Job — Copy out lines with the word "第二天回收废报" from the material that follows.

Data entries —
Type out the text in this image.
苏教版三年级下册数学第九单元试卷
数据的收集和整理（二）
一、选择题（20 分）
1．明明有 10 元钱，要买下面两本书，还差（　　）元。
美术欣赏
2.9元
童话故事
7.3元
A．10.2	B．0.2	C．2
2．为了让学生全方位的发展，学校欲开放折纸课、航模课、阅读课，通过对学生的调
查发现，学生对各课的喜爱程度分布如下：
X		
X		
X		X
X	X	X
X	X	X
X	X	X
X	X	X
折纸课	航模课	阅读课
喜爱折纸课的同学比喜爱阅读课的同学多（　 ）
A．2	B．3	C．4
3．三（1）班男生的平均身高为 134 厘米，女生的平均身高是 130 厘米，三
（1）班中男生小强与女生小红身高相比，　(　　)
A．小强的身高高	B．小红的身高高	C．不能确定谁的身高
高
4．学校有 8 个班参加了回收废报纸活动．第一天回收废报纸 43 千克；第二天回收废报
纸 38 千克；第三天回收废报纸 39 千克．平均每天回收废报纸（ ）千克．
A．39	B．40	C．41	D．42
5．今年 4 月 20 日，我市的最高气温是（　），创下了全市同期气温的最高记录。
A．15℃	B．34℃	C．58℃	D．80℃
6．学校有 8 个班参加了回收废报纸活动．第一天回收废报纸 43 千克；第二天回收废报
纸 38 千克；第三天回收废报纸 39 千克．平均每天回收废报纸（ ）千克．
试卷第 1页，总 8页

Answer —
4．学校有 8 个班参加了回收废报纸活动．第一天回收废报纸 43 千克；第二天回收废报
6．学校有 8 个班参加了回收废报纸活动．第一天回收废报纸 43 千克；第二天回收废报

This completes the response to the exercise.